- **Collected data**
-.-.-

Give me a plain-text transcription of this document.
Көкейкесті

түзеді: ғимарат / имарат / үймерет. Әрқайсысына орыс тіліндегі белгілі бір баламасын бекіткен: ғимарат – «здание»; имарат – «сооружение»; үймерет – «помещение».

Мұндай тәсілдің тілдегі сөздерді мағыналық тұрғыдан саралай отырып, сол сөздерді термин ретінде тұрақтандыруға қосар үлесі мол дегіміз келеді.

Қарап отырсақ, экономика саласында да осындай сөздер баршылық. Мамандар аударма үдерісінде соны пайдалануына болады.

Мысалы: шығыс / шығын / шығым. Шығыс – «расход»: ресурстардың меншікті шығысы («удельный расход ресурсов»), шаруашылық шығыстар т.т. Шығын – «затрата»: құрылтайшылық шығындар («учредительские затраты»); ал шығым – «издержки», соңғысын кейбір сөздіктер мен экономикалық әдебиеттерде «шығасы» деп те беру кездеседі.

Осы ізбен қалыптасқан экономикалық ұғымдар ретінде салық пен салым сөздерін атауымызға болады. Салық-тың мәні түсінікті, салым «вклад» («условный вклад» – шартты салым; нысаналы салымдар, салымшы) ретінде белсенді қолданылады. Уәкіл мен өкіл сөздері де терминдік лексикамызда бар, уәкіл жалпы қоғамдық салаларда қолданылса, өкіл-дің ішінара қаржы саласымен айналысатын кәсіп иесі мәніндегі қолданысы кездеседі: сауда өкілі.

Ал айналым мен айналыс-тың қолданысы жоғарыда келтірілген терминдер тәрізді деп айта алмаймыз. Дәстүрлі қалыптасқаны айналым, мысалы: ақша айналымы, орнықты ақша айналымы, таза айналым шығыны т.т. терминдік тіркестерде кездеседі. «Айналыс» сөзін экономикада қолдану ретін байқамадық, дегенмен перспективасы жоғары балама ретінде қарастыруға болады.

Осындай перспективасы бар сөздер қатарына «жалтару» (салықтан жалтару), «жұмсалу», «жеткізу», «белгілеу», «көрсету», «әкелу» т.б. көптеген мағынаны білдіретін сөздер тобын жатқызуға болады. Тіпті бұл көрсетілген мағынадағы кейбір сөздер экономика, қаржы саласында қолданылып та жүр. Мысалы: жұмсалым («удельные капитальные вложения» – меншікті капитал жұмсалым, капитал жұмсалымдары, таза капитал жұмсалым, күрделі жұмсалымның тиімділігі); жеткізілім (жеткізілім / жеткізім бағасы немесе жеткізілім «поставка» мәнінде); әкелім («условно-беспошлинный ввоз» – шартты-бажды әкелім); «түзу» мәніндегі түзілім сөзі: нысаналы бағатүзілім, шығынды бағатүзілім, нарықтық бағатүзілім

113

-.-.-

- **Request**
Where a line above includes "таза", copy that line.

- **Right answer**
Ал айналым мен айналыс-тың қолданысы жоғарыда келтірілген терминдер тәрізді деп айта алмаймыз. Дәстүрлі қалыптасқаны айналым, мысалы: ақша айналымы, орнықты ақша айналымы, таза айналым шығыны т.т. терминдік тіркестерде кездеседі. «Айналыс» сөзін экономикада қолдану ретін байқамадық, дегенмен перспективасы жоғары балама ретінде қарастыруға болады.
Осындай перспективасы бар сөздер қатарына «жалтару» (салықтан жалтару), «жұмсалу», «жеткізу», «белгілеу», «көрсету», «әкелу» т.б. көптеген мағынаны білдіретін сөздер тобын жатқызуға болады. Тіпті бұл көрсетілген мағынадағы кейбір сөздер экономика, қаржы саласында қолданылып та жүр. Мысалы: жұмсалым («удельные капитальные вложения» – меншікті капитал жұмсалым, капитал жұмсалымдары, таза капитал жұмсалым, күрделі жұмсалымның тиімділігі); жеткізілім (жеткізілім / жеткізім бағасы немесе жеткізілім «поставка» мәнінде); әкелім («условно-беспошлинный ввоз» – шартты-бажды әкелім); «түзу» мәніндегі түзілім сөзі: нысаналы бағатүзілім, шығынды бағатүзілім, нарықтық бағатүзілім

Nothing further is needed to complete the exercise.